DESCRIPTION OF THE TASK: Check each line of the records below and collect those holding "Mundial".

Items from a data source
start

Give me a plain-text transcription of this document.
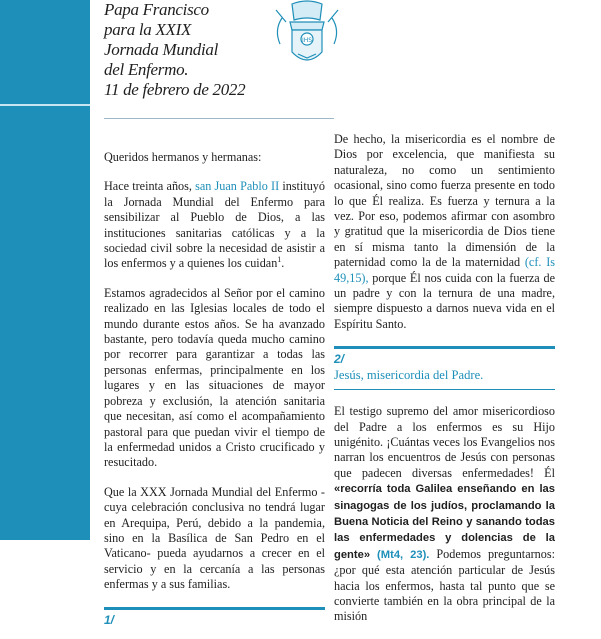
Papa Francisco
para la XXIX
Jornada Mundial
del Enfermo.
11 de febrero de 2022
IHS

Queridos hermanos y hermanas:

Hace treinta años, san Juan Pablo II instituyó la Jornada Mundial del Enfermo para sensibilizar al Pueblo de Dios, a las instituciones sanitarias católicas y a la sociedad civil sobre la necesidad de asistir a los enfermos y a quienes los cuidan$^1$.

Estamos agradecidos al Señor por el camino realizado en las Iglesias locales de todo el mundo durante estos años. Se ha avanzado bastante, pero todavía queda mucho camino por recorrer para garantizar a todas las personas enfermas, principalmente en los lugares y en las situaciones de mayor pobreza y exclusión, la atención sanitaria que necesitan, así como el acompañamiento pastoral para que puedan vivir el tiempo de la enfermedad unidos a Cristo crucificado y resucitado.

Que la XXX Jornada Mundial del Enfermo -cuya celebración conclusiva no tendrá lugar en Arequipa, Perú, debido a la pandemia, sino en la Basílica de San Pedro en el Vaticano- pueda ayudarnos a crecer en el servicio y en la cercanía a las personas enfermas y a sus familias.

1/

De hecho, la misericordia es el nombre de Dios por excelencia, que manifiesta su naturaleza, no como un sentimiento ocasional, sino como fuerza presente en todo lo que Él realiza. Es fuerza y ternura a la vez. Por eso, podemos afirmar con asombro y gratitud que la misericordia de Dios tiene en sí misma tanto la dimensión de la paternidad como la de la maternidad (cf. Is 49,15), porque Él nos cuida con la fuerza de un padre y con la ternura de una madre, siempre dispuesto a darnos nueva vida en el Espíritu Santo.

2/

Jesús, misericordia del Padre.

El testigo supremo del amor misericordioso del Padre a los enfermos es su Hijo unigénito. ¡Cuántas veces los Evangelios nos narran los encuentros de Jesús con personas que padecen diversas enfermedades! Él «recorría toda Galilea enseñando en las sinagogas de los judíos, proclamando la Buena Noticia del Reino y sanando todas las enfermedades y dolencias de la gente» (Mt4, 23). Podemos preguntarnos: ¿por qué esta atención particular de Jesús hacia los enfermos, hasta tal punto que se convierte también en la obra principal de la misión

end

SOLUTION FOR THIS PROBLEM:
Jornada Mundial
Hace treinta años, san Juan Pablo II instituyó la Jornada Mundial del Enfermo para sensibilizar al Pueblo de Dios, a las instituciones sanitarias católicas y a la sociedad civil sobre la necesidad de asistir a los enfermos y a quienes los cuidan$^1$.
Que la XXX Jornada Mundial del Enfermo -cuya celebración conclusiva no tendrá lugar en Arequipa, Perú, debido a la pandemia, sino en la Basílica de San Pedro en el Vaticano- pueda ayudarnos a crecer en el servicio y en la cercanía a las personas enfermas y a sus familias.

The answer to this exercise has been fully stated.